### Work instructions
Copy each line exactly. Drop every picture.

### Data supplied
## START

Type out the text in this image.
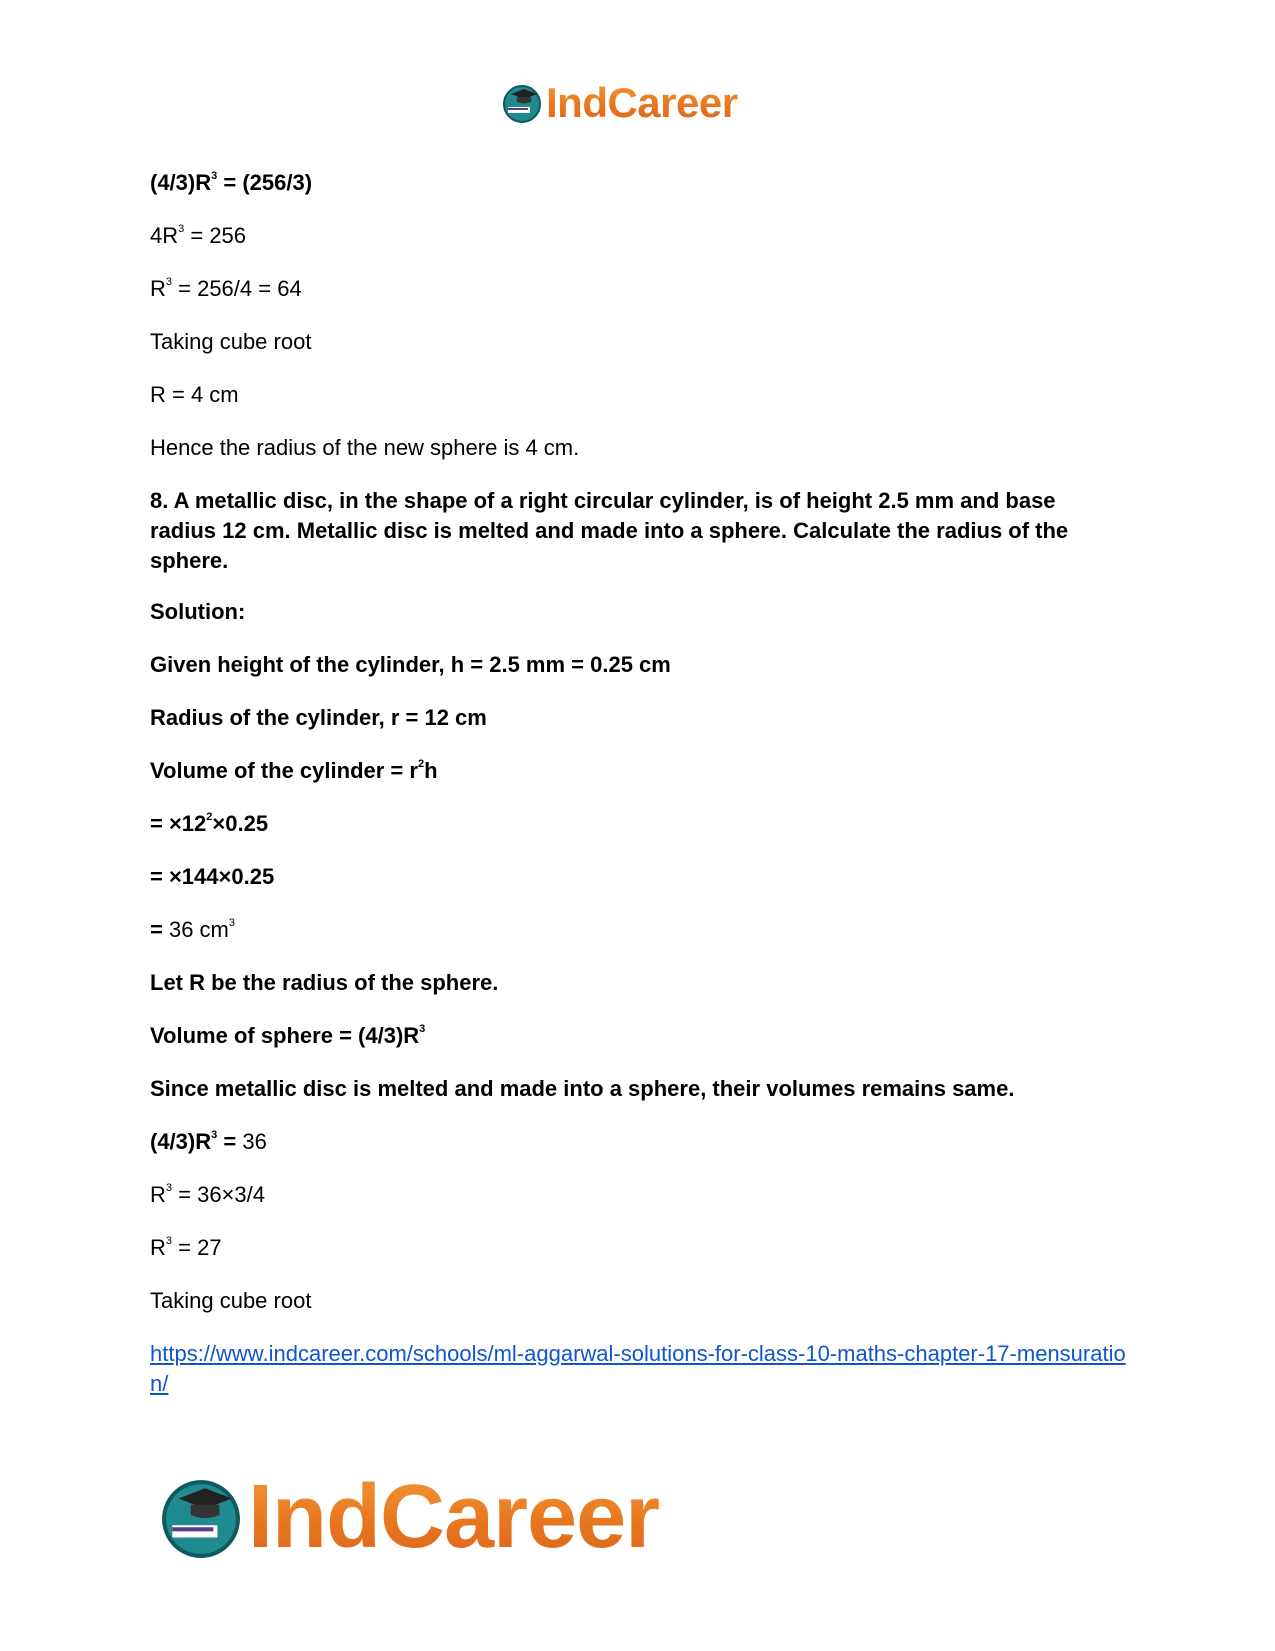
IndCareer
$(4/3)R^3 = (256/3)$
$4R^3 = 256$
$R^3 = 256/4 = 64$
Taking cube root
R = 4 cm
Hence the radius of the new sphere is 4 cm.
8. A metallic disc, in the shape of a right circular cylinder, is of height 2.5 mm and base radius 12 cm. Metallic disc is melted and made into a sphere. Calculate the radius of the sphere.
Solution:
Given height of the cylinder, h = 2.5 mm = 0.25 cm
Radius of the cylinder, r = 12 cm
Volume of the cylinder = $r^2h$
= $\times 12^2\times 0.25$
= ×144×0.25
= 36 $cm^3$
Let R be the radius of the sphere.
Volume of sphere = $(4/3)R^3$
Since metallic disc is melted and made into a sphere, their volumes remains same.
$(4/3)R^3 = 36$
$R^3 = 36\times 3/4$
$R^3 = 27$
Taking cube root
https://www.indcareer.com/schools/ml-aggarwal-solutions-for-class-10-maths-chapter-17-mensuration/
IndCareer
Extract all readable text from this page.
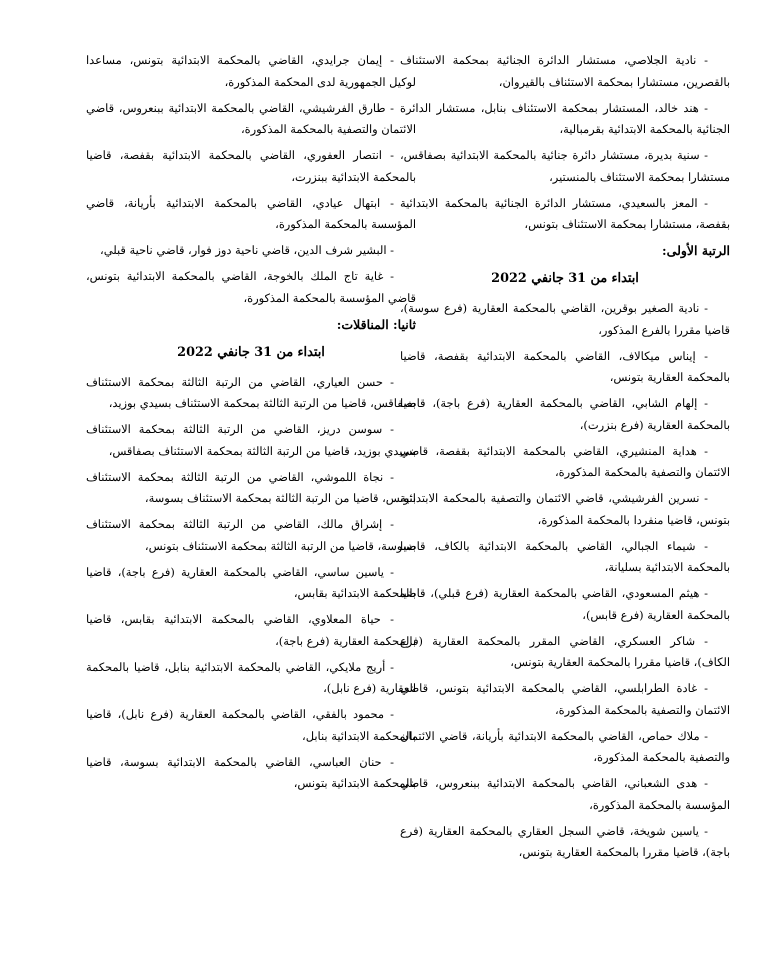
- نادية الجلاصي، مستشار الدائرة الجنائية بمحكمة الاستئناف بالقصرين، مستشارا بمحكمة الاستئناف بالقيروان،

- هند خالد، المستشار بمحكمة الاستئناف بنابل، مستشار الدائرة الجنائية بالمحكمة الابتدائية بقرمبالية،

- سنية بديرة، مستشار دائرة جنائية بالمحكمة الابتدائية بصفاقس، مستشارا بمحكمة الاستئناف بالمنستير،

- المعز بالسعيدي، مستشار الدائرة الجنائية بالمحكمة الابتدائية بقفصة، مستشارا بمحكمة الاستئناف بتونس،

الرتبة الأولى:
ابتداء من 31 جانفي 2022

- نادية الصغير بوقرين، القاضي بالمحكمة العقارية (فرع سوسة)، قاضيا مقررا بالفرع المذكور،

- إيناس ميكالاف، القاضي بالمحكمة الابتدائية بقفصة، قاضيا بالمحكمة العقارية بتونس،

- إلهام الشابي، القاضي بالمحكمة العقارية (فرع باجة)، قاضيا بالمحكمة العقارية (فرع بنزرت)،

- هداية المنشيري، القاضي بالمحكمة الابتدائية بقفصة، قاضي الائتمان والتصفية بالمحكمة المذكورة،

- نسرين الفرشيشي، قاضي الائتمان والتصفية بالمحكمة الابتدائية بتونس، قاضيا منفردا بالمحكمة المذكورة،

- شيماء الجبالي، القاضي بالمحكمة الابتدائية بالكاف، قاضيا بالمحكمة الابتدائية بسليانة،

- هيثم المسعودي، القاضي بالمحكمة العقارية (فرع قبلي)، قاضيا بالمحكمة العقارية (فرع قابس)،

- شاكر العسكري، القاضي المقرر بالمحكمة العقارية (فرع الكاف)، قاضيا مقررا بالمحكمة العقارية بتونس،

- غادة الطرابلسي، القاضي بالمحكمة الابتدائية بتونس، قاضي الائتمان والتصفية بالمحكمة المذكورة،

- ملاك حماص، القاضي بالمحكمة الابتدائية بأريانة، قاضي الائتمان والتصفية بالمحكمة المذكورة،

- هدى الشعباني، القاضي بالمحكمة الابتدائية ببنعروس، قاضي المؤسسة بالمحكمة المذكورة،

- ياسين شويخة، قاضي السجل العقاري بالمحكمة العقارية (فرع باجة)، قاضيا مقررا بالمحكمة العقارية بتونس،

- إيمان جرايدي، القاضي بالمحكمة الابتدائية بتونس، مساعدا لوكيل الجمهورية لدى المحكمة المذكورة،

- طارق الفرشيشي، القاضي بالمحكمة الابتدائية ببنعروس، قاضي الائتمان والتصفية بالمحكمة المذكورة،

- انتصار العفوري، القاضي بالمحكمة الابتدائية بقفصة، قاضيا بالمحكمة الابتدائية ببنزرت،

- ابتهال عيادي، القاضي بالمحكمة الابتدائية بأريانة، قاضي المؤسسة بالمحكمة المذكورة،

- البشير شرف الدين، قاضي ناحية دوز فوار، قاضي ناحية قبلي،

- غاية تاج الملك بالخوجة، القاضي بالمحكمة الابتدائية بتونس، قاضي المؤسسة بالمحكمة المذكورة،

ثانيا: المناقلات:
ابتداء من 31 جانفي 2022

- حسن العياري، القاضي من الرتبة الثالثة بمحكمة الاستئناف بصفاقس، قاضيا من الرتبة الثالثة بمحكمة الاستئناف بسيدي بوزيد،

- سوسن دريز، القاضي من الرتبة الثالثة بمحكمة الاستئناف بسيدي بوزيد، قاضيا من الرتبة الثالثة بمحكمة الاستئناف بصفاقس،

- نجاة اللموشي، القاضي من الرتبة الثالثة بمحكمة الاستئناف بتونس، قاضيا من الرتبة الثالثة بمحكمة الاستئناف بسوسة،

- إشراق مالك، القاضي من الرتبة الثالثة بمحكمة الاستئناف بسوسة، قاضيا من الرتبة الثالثة بمحكمة الاستئناف بتونس،

- ياسين ساسي، القاضي بالمحكمة العقارية (فرع باجة)، قاضيا بالمحكمة الابتدائية بقابس،

- حياة المعلاوي، القاضي بالمحكمة الابتدائية بقابس، قاضيا بالمحكمة العقارية (فرع باجة)،

- أريج ملايكي، القاضي بالمحكمة الابتدائية بنابل، قاضيا بالمحكمة العقارية (فرع نابل)،

- محمود بالفقي، القاضي بالمحكمة العقارية (فرع نابل)، قاضيا بالمحكمة الابتدائية بنابل،

- حنان العباسي، القاضي بالمحكمة الابتدائية بسوسة، قاضيا بالمحكمة الابتدائية بتونس،
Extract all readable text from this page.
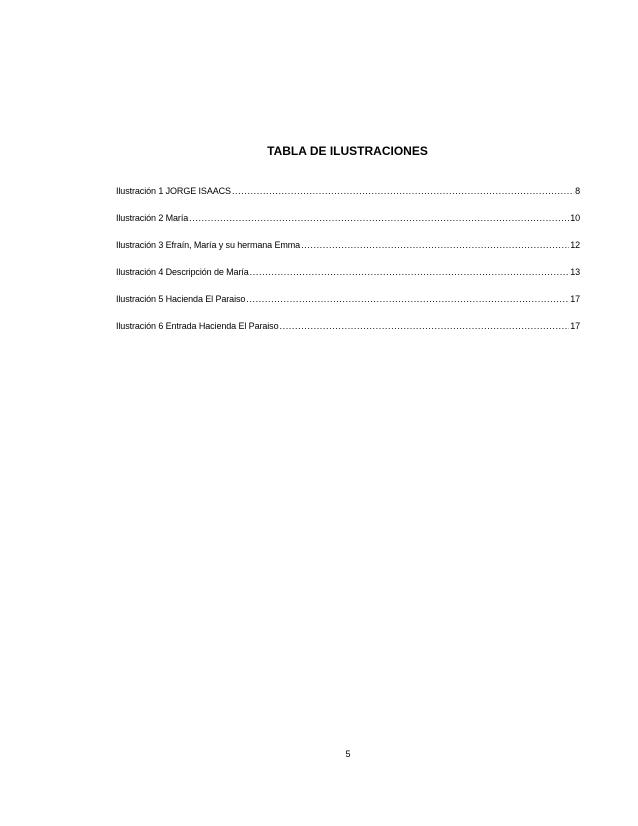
TABLA DE ILUSTRACIONES
Ilustración 1 JORGE ISAACS .....	8
Ilustración 2 María .....	10
Ilustración 3 Efraín, María y su hermana Emma .....	12
Ilustración 4 Descripción de María .....	13
Ilustración 5 Hacienda El Paraiso .....	17
Ilustración 6 Entrada Hacienda El Paraiso .....	17
5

## END

### Response to this task
Type out the text in this image.
IndCareer
$(4/3)R^3 = (256/3)$
$4R^3 = 256$
$R^3 = 256/4 = 64$
Taking cube root
R = 4 cm
Hence the radius of the new sphere is 4 cm.
8. A metallic disc, in the shape of a right circular cylinder, is of height 2.5 mm and base radius 12 cm. Metallic disc is melted and made into a sphere. Calculate the radius of the sphere.
Solution:
Given height of the cylinder, h = 2.5 mm = 0.25 cm
Radius of the cylinder, r = 12 cm
Volume of the cylinder = $r^2h$
= $\times 12^2\times 0.25$
= ×144×0.25
= 36 $cm^3$
Let R be the radius of the sphere.
Volume of sphere = $(4/3)R^3$
Since metallic disc is melted and made into a sphere, their volumes remains same.
$(4/3)R^3 = 36$
$R^3 = 36\times 3/4$
$R^3 = 27$
Taking cube root
https://www.indcareer.com/schools/ml-aggarwal-solutions-for-class-10-maths-chapter-17-mensuration/
IndCareer
Extract all readable text from this page.
- نادية الجلاصي، مستشار الدائرة الجنائية بمحكمة الاستئناف بالقصرين، مستشارا بمحكمة الاستئناف بالقيروان،

- هند خالد، المستشار بمحكمة الاستئناف بنابل، مستشار الدائرة الجنائية بالمحكمة الابتدائية بقرمبالية،

- سنية بديرة، مستشار دائرة جنائية بالمحكمة الابتدائية بصفاقس، مستشارا بمحكمة الاستئناف بالمنستير،

- المعز بالسعيدي، مستشار الدائرة الجنائية بالمحكمة الابتدائية بقفصة، مستشارا بمحكمة الاستئناف بتونس،

الرتبة الأولى:
ابتداء من 31 جانفي 2022

- نادية الصغير بوقرين، القاضي بالمحكمة العقارية (فرع سوسة)، قاضيا مقررا بالفرع المذكور،

- إيناس ميكالاف، القاضي بالمحكمة الابتدائية بقفصة، قاضيا بالمحكمة العقارية بتونس،

- إلهام الشابي، القاضي بالمحكمة العقارية (فرع باجة)، قاضيا بالمحكمة العقارية (فرع بنزرت)،

- هداية المنشيري، القاضي بالمحكمة الابتدائية بقفصة، قاضي الائتمان والتصفية بالمحكمة المذكورة،

- نسرين الفرشيشي، قاضي الائتمان والتصفية بالمحكمة الابتدائية بتونس، قاضيا منفردا بالمحكمة المذكورة،

- شيماء الجبالي، القاضي بالمحكمة الابتدائية بالكاف، قاضيا بالمحكمة الابتدائية بسليانة،

- هيثم المسعودي، القاضي بالمحكمة العقارية (فرع قبلي)، قاضيا بالمحكمة العقارية (فرع قابس)،

- شاكر العسكري، القاضي المقرر بالمحكمة العقارية (فرع الكاف)، قاضيا مقررا بالمحكمة العقارية بتونس،

- غادة الطرابلسي، القاضي بالمحكمة الابتدائية بتونس، قاضي الائتمان والتصفية بالمحكمة المذكورة،

- ملاك حماص، القاضي بالمحكمة الابتدائية بأريانة، قاضي الائتمان والتصفية بالمحكمة المذكورة،

- هدى الشعباني، القاضي بالمحكمة الابتدائية ببنعروس، قاضي المؤسسة بالمحكمة المذكورة،

- ياسين شويخة، قاضي السجل العقاري بالمحكمة العقارية (فرع باجة)، قاضيا مقررا بالمحكمة العقارية بتونس،

- إيمان جرايدي، القاضي بالمحكمة الابتدائية بتونس، مساعدا لوكيل الجمهورية لدى المحكمة المذكورة،

- طارق الفرشيشي، القاضي بالمحكمة الابتدائية ببنعروس، قاضي الائتمان والتصفية بالمحكمة المذكورة،

- انتصار العفوري، القاضي بالمحكمة الابتدائية بقفصة، قاضيا بالمحكمة الابتدائية ببنزرت،

- ابتهال عيادي، القاضي بالمحكمة الابتدائية بأريانة، قاضي المؤسسة بالمحكمة المذكورة،

- البشير شرف الدين، قاضي ناحية دوز فوار، قاضي ناحية قبلي،

- غاية تاج الملك بالخوجة، القاضي بالمحكمة الابتدائية بتونس، قاضي المؤسسة بالمحكمة المذكورة،

ثانيا: المناقلات:
ابتداء من 31 جانفي 2022

- حسن العياري، القاضي من الرتبة الثالثة بمحكمة الاستئناف بصفاقس، قاضيا من الرتبة الثالثة بمحكمة الاستئناف بسيدي بوزيد،

- سوسن دريز، القاضي من الرتبة الثالثة بمحكمة الاستئناف بسيدي بوزيد، قاضيا من الرتبة الثالثة بمحكمة الاستئناف بصفاقس،

- نجاة اللموشي، القاضي من الرتبة الثالثة بمحكمة الاستئناف بتونس، قاضيا من الرتبة الثالثة بمحكمة الاستئناف بسوسة،

- إشراق مالك، القاضي من الرتبة الثالثة بمحكمة الاستئناف بسوسة، قاضيا من الرتبة الثالثة بمحكمة الاستئناف بتونس،

- ياسين ساسي، القاضي بالمحكمة العقارية (فرع باجة)، قاضيا بالمحكمة الابتدائية بقابس،

- حياة المعلاوي، القاضي بالمحكمة الابتدائية بقابس، قاضيا بالمحكمة العقارية (فرع باجة)،

- أريج ملايكي، القاضي بالمحكمة الابتدائية بنابل، قاضيا بالمحكمة العقارية (فرع نابل)،

- محمود بالفقي، القاضي بالمحكمة العقارية (فرع نابل)، قاضيا بالمحكمة الابتدائية بنابل،

- حنان العباسي، القاضي بالمحكمة الابتدائية بسوسة، قاضيا بالمحكمة الابتدائية بتونس،
Extract all readable text from this page.
TABLA DE ILUSTRACIONES
Ilustración 1 JORGE ISAACS .....	8
Ilustración 2 María .....	10
Ilustración 3 Efraín, María y su hermana Emma .....	12
Ilustración 4 Descripción de María .....	13
Ilustración 5 Hacienda El Paraiso .....	17
Ilustración 6 Entrada Hacienda El Paraiso .....	17
5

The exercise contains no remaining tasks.